■ **Brief**
Report how many lines in the listing below include the word "JSON". Write nothing besides the number.

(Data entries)
* begin *
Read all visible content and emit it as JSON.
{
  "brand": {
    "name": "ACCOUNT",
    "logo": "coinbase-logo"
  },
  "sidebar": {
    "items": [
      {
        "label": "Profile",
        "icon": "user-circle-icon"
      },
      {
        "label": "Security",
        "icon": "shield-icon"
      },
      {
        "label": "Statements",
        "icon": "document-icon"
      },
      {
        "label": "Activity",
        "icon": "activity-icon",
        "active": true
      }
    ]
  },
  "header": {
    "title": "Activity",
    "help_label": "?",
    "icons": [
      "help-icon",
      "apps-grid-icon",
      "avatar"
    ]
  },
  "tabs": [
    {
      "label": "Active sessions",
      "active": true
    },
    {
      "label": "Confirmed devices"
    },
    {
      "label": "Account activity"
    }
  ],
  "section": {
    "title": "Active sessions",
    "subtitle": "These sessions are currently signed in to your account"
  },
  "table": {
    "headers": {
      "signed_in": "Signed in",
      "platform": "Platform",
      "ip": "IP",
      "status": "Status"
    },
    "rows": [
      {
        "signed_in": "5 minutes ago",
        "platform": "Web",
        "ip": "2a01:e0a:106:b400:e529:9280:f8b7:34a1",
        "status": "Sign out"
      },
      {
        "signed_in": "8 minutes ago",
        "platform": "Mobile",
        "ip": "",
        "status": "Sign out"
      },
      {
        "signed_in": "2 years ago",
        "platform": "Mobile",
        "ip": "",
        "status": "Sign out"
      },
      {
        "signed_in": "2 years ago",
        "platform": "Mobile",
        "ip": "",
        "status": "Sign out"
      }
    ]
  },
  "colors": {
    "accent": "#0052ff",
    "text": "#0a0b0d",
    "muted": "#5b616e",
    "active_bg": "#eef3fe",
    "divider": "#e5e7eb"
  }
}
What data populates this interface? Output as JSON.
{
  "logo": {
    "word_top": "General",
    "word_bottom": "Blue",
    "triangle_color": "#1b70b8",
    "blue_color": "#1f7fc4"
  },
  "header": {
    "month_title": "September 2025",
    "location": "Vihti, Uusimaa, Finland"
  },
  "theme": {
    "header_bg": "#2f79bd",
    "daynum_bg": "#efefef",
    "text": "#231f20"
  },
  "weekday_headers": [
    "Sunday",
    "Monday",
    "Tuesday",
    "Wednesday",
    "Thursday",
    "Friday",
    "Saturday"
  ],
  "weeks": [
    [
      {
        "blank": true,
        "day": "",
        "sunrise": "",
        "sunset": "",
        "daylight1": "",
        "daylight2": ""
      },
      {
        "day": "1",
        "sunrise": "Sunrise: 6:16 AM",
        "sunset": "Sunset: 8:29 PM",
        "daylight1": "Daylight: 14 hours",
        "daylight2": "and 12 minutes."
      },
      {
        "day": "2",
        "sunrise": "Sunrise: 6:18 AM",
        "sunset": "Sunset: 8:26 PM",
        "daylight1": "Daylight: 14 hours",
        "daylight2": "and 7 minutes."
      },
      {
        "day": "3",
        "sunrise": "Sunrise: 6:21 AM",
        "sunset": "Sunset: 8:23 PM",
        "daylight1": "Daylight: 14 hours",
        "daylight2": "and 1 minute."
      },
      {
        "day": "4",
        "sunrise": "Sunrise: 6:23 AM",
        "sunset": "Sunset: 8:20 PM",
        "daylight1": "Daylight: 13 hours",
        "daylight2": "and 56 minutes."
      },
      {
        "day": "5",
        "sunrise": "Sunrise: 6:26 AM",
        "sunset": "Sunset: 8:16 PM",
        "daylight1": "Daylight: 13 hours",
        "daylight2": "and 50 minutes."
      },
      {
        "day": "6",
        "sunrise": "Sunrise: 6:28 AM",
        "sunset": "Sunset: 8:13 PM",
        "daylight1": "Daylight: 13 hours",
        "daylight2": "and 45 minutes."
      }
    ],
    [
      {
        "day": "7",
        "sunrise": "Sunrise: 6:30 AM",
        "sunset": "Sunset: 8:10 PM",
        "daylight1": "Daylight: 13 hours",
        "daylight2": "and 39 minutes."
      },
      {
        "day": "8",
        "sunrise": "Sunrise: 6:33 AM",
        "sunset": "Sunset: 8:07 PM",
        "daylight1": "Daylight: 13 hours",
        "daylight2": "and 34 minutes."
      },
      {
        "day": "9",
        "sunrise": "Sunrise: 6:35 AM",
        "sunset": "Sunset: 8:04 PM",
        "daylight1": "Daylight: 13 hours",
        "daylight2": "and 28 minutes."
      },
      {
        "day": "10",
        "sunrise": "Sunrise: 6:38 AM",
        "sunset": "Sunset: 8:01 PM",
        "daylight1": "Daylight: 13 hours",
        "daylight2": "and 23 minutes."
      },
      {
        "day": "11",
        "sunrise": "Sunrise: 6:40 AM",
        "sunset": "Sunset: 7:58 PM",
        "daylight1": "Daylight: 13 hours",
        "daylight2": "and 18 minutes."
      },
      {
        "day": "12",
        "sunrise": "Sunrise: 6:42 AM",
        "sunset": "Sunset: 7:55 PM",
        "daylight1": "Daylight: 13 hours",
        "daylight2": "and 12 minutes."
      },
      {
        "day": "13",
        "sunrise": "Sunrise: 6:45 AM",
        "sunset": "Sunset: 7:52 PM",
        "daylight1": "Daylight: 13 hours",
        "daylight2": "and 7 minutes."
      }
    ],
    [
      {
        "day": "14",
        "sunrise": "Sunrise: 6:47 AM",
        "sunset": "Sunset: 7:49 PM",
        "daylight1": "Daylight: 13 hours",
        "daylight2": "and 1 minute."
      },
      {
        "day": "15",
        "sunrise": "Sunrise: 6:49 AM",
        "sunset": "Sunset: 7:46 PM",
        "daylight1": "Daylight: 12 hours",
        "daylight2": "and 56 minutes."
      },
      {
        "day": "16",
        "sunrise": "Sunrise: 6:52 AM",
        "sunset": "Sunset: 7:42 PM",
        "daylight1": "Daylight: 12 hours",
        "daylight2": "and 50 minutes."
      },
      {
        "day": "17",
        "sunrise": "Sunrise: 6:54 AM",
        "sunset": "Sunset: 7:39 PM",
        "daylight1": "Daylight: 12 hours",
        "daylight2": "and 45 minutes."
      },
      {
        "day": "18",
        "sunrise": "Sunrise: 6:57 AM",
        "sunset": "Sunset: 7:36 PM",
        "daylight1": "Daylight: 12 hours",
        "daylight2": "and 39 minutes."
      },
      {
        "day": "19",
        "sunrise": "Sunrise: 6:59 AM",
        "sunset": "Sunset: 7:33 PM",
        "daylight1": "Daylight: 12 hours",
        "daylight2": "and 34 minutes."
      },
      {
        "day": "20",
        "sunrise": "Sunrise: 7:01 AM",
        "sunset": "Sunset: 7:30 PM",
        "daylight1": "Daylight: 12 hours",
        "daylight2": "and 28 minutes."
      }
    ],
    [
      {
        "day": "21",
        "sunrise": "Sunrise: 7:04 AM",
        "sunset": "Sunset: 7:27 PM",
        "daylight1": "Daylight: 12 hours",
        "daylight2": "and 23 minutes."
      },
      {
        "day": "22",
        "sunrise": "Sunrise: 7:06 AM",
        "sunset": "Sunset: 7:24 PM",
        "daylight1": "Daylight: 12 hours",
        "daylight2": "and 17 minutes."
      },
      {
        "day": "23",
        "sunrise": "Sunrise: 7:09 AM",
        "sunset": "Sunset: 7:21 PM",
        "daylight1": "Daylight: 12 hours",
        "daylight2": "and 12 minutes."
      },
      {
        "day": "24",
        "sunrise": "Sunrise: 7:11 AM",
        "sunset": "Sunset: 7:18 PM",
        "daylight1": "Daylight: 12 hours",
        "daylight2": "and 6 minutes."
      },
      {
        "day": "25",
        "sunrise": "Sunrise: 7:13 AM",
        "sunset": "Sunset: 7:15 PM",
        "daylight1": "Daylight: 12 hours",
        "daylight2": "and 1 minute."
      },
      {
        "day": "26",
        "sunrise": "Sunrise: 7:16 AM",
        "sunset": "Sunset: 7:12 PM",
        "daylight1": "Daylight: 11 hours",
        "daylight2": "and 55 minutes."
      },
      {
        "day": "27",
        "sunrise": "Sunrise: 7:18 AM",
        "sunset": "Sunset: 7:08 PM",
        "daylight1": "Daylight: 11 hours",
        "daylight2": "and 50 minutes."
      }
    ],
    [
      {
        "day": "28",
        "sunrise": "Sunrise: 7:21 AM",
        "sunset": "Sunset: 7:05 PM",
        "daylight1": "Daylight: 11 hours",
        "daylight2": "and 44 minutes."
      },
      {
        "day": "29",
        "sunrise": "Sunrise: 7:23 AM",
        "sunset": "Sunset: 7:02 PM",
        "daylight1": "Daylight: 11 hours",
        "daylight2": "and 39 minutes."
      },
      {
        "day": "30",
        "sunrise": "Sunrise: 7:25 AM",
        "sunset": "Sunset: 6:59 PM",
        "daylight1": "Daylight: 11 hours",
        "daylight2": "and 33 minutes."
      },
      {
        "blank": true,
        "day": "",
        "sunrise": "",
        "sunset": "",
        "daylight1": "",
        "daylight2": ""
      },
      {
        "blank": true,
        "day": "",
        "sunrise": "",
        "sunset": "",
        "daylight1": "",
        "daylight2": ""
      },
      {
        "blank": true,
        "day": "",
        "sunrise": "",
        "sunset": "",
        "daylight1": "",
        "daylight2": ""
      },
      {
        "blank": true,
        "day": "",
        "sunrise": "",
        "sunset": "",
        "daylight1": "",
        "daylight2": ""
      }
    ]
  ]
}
* end *
■ **Response to this exercise**
2